**PROBLEM TO SOLVE:**
Give only the number of lines in the listing below where the string "each" occurs.

Dataset entries on figures
## BEGIN

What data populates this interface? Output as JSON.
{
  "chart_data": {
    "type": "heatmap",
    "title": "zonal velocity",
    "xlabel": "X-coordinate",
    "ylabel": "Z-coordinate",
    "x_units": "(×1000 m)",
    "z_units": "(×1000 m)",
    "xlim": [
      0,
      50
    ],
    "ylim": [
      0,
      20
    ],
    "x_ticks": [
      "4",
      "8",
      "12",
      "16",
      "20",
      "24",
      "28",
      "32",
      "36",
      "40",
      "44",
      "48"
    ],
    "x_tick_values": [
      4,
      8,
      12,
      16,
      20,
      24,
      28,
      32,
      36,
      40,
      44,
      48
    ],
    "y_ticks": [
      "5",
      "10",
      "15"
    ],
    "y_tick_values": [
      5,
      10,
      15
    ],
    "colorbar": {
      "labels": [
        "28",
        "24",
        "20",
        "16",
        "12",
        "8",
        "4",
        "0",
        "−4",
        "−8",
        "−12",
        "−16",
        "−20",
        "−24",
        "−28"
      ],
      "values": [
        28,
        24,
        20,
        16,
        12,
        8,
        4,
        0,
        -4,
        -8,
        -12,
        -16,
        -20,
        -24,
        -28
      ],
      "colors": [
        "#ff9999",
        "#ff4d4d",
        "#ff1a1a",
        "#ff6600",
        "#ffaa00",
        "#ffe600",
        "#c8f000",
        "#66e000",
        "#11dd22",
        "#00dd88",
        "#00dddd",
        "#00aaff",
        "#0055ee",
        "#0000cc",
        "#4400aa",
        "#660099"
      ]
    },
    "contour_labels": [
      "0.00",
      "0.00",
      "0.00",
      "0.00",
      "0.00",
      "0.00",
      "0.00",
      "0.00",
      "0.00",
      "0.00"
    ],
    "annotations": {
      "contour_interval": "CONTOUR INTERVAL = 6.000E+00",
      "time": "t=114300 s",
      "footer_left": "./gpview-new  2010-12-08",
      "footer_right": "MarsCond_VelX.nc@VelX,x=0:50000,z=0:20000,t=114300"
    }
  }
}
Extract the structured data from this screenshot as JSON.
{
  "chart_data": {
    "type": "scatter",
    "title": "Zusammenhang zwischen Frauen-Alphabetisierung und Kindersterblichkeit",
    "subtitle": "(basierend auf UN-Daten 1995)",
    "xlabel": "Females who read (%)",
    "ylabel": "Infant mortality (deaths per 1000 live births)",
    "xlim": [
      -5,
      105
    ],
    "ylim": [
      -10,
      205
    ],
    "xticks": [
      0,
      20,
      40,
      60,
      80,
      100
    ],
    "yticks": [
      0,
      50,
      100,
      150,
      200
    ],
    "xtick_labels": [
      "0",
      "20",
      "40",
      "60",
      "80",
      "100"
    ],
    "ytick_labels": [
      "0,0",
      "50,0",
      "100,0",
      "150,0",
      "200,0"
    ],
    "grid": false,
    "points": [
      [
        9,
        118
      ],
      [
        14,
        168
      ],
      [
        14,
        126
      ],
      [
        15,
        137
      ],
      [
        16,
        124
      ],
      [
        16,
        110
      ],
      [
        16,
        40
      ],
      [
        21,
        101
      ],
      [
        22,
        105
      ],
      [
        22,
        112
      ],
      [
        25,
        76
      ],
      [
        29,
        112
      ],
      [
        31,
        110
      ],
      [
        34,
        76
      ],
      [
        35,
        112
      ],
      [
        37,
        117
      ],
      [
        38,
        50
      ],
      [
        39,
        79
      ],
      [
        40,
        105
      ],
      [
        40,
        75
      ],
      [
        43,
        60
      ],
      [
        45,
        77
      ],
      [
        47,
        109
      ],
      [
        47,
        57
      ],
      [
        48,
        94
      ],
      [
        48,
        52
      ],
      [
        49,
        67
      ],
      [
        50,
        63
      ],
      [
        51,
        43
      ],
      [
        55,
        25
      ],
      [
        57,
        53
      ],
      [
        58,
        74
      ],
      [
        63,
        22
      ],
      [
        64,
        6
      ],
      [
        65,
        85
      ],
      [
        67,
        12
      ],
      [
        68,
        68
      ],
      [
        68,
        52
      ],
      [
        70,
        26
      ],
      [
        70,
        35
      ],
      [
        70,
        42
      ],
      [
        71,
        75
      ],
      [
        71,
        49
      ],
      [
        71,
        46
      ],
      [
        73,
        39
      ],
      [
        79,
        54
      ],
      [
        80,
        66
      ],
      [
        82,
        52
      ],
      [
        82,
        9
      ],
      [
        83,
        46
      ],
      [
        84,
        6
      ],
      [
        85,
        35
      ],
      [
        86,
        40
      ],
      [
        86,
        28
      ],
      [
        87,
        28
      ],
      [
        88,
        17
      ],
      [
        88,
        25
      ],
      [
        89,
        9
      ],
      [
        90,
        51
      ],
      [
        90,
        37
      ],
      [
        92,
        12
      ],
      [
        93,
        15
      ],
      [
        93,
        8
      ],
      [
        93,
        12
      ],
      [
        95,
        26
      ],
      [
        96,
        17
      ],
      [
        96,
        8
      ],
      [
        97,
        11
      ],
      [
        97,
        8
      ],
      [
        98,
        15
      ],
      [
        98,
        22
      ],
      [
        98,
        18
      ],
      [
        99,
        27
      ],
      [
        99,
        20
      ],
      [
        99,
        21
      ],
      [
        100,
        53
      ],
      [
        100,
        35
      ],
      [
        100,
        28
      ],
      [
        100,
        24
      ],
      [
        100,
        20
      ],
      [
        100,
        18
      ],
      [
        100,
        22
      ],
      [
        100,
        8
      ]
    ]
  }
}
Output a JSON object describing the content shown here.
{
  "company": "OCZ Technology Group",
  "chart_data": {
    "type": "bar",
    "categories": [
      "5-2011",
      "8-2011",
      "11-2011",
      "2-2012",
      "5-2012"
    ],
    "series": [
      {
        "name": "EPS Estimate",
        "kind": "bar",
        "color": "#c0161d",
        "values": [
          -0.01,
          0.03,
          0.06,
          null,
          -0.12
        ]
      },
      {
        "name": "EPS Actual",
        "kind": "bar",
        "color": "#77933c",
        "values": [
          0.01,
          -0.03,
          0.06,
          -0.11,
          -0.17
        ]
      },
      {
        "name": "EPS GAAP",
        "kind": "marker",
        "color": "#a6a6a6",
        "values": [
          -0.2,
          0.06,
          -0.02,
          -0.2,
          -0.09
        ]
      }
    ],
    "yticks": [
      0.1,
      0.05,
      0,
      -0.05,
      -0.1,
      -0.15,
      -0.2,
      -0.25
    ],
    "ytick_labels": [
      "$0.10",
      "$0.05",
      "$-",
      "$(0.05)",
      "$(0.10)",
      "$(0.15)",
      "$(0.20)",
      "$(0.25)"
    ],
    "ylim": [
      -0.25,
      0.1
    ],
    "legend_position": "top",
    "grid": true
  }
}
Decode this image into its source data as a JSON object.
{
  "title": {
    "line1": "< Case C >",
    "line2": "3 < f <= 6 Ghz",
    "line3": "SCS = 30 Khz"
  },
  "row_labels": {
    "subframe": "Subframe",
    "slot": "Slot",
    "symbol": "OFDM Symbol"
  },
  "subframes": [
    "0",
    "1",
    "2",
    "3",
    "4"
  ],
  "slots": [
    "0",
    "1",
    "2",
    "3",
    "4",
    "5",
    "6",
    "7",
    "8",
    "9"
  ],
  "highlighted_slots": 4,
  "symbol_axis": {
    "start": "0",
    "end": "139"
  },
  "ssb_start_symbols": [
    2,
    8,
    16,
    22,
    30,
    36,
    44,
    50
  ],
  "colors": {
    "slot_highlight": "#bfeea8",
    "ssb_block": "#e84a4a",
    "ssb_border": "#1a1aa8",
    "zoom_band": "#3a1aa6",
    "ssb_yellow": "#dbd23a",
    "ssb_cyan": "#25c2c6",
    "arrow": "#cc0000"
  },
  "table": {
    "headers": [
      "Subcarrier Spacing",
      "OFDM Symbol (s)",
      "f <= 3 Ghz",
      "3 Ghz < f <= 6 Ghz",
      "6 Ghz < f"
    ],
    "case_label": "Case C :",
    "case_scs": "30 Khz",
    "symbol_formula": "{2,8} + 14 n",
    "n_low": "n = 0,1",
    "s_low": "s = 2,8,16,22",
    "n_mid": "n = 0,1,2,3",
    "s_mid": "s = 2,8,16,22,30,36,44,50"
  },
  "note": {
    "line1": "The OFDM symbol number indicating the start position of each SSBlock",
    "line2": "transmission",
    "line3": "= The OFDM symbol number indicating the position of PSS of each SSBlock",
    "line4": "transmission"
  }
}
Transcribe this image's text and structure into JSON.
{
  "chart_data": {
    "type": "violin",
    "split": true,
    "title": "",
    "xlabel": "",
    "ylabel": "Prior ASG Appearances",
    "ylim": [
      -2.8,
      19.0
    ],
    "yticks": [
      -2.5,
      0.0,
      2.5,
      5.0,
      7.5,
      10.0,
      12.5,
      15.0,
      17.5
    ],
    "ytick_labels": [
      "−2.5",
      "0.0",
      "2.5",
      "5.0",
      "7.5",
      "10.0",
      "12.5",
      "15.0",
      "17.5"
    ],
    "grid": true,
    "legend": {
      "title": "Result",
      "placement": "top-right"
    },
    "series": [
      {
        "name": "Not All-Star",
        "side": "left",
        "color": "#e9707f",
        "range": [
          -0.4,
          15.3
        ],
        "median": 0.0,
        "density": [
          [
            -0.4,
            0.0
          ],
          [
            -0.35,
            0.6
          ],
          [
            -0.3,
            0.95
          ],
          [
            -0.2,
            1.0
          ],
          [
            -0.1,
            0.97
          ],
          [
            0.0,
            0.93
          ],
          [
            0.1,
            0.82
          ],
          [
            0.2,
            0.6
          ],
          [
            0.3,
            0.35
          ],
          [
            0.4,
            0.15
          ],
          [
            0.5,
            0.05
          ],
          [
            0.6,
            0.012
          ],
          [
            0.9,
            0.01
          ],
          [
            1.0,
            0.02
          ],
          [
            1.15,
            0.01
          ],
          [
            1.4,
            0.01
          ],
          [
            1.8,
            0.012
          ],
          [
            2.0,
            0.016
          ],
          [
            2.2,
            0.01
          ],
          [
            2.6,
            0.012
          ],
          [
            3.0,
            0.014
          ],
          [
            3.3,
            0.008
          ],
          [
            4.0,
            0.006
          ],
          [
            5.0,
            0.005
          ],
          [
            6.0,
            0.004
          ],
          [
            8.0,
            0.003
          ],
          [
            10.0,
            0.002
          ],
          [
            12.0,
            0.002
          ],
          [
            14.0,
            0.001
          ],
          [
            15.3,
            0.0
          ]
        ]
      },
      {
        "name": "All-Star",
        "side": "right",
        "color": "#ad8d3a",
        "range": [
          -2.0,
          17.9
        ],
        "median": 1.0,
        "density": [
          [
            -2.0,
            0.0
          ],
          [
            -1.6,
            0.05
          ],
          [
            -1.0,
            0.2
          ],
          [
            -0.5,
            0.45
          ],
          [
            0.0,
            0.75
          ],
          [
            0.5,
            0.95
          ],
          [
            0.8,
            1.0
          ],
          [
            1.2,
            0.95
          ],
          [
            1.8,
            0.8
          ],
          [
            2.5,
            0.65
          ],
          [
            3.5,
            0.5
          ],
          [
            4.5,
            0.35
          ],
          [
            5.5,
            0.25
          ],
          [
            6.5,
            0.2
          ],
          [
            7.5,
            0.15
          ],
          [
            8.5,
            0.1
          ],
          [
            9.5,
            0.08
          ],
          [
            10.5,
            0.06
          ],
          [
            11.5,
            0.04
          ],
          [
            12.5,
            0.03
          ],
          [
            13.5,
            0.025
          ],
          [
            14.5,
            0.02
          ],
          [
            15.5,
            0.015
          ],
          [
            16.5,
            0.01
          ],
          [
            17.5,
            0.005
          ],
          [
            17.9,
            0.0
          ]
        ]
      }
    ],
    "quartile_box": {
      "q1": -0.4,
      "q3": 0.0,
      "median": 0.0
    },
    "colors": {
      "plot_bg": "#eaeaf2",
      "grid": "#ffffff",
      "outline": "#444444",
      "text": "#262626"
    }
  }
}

## END

**FULL RESPONSE:**
2